--- Material for this task ---

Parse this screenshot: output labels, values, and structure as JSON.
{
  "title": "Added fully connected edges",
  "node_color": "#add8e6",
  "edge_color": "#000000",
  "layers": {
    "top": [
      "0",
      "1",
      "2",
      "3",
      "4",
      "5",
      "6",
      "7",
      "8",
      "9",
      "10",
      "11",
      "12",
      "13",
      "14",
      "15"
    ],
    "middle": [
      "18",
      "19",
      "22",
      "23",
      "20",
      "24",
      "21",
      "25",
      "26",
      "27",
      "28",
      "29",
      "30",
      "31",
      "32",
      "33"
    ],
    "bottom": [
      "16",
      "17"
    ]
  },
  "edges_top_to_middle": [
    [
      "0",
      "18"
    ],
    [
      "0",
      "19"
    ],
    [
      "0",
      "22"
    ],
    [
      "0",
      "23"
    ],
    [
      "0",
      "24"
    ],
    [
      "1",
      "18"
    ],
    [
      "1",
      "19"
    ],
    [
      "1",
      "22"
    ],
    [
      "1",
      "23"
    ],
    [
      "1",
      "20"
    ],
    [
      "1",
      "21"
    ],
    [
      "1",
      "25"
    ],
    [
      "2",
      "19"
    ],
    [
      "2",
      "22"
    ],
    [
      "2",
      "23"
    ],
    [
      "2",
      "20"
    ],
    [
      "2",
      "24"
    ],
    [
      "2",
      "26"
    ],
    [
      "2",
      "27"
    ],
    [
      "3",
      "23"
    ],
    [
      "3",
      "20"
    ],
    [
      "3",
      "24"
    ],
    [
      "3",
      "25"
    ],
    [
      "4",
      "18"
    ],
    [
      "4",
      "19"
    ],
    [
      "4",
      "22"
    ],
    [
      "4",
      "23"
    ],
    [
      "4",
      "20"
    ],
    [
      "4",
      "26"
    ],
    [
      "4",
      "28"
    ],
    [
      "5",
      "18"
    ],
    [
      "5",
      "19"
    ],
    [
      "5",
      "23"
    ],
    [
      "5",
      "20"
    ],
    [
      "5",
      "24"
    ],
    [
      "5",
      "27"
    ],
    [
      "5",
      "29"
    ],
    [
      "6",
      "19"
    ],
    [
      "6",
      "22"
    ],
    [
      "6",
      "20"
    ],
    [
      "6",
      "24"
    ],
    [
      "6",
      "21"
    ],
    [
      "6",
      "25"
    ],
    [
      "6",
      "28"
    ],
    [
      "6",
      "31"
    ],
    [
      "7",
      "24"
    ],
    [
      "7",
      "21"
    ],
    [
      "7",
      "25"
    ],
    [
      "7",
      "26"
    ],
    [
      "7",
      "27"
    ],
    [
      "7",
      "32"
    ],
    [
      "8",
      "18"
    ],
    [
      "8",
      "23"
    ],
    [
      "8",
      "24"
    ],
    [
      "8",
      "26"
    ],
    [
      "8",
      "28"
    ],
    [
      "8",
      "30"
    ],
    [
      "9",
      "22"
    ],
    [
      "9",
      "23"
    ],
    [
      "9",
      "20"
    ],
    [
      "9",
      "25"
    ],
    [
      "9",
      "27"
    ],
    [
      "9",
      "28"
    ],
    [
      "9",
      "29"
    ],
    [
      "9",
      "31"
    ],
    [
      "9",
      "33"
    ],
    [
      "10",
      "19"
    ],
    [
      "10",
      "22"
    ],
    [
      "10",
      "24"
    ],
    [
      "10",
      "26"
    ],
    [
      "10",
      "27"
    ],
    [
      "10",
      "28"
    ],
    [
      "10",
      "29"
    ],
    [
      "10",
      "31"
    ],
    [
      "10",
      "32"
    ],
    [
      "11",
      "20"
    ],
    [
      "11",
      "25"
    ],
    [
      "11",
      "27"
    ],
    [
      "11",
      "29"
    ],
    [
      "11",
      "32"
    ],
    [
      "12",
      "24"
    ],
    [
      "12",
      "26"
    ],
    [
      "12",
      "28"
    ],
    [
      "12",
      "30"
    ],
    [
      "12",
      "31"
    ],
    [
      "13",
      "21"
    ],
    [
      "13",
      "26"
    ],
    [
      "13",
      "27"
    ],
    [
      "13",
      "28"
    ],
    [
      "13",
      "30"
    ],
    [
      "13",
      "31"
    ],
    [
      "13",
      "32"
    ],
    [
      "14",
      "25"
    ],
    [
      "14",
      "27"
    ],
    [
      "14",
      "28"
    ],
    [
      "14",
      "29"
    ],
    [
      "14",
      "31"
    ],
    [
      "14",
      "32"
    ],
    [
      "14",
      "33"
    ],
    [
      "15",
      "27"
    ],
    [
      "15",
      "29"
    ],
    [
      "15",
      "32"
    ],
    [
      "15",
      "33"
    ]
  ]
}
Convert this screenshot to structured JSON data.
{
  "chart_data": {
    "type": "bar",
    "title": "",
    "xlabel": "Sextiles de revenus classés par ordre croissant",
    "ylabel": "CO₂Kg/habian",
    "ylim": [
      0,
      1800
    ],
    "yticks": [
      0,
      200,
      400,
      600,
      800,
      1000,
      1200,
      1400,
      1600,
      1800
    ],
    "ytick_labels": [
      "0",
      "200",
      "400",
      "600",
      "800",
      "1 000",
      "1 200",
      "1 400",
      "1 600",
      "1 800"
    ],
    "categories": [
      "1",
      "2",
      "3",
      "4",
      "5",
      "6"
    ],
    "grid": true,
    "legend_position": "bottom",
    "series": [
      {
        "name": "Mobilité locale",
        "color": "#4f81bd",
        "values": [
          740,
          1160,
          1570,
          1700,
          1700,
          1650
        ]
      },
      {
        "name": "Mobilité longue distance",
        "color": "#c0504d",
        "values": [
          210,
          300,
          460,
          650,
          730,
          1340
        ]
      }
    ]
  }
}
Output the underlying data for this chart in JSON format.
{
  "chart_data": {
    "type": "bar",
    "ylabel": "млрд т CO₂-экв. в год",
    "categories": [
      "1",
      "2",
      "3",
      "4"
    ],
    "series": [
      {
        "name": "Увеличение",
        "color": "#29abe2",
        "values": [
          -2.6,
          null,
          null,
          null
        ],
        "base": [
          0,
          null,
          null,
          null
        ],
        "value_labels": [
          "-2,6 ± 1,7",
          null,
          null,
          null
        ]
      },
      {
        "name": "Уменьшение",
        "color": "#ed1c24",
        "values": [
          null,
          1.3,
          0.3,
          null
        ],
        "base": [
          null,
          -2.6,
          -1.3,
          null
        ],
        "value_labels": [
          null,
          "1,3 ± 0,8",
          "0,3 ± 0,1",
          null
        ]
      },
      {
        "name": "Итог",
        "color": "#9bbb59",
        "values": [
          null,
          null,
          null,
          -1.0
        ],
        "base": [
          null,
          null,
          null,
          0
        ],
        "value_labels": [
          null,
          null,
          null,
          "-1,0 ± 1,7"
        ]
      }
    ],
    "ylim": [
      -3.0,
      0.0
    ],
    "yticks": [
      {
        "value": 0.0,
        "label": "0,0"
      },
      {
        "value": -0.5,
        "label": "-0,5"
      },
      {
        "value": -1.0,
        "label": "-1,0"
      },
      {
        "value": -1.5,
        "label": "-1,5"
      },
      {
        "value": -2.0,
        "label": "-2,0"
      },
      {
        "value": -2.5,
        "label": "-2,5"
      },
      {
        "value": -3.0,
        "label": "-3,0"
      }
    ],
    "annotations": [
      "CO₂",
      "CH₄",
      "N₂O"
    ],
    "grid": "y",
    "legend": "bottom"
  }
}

---

— Do this —
Reply with nothing except the number of lines in the listing above that include "name".

— Answer below —
5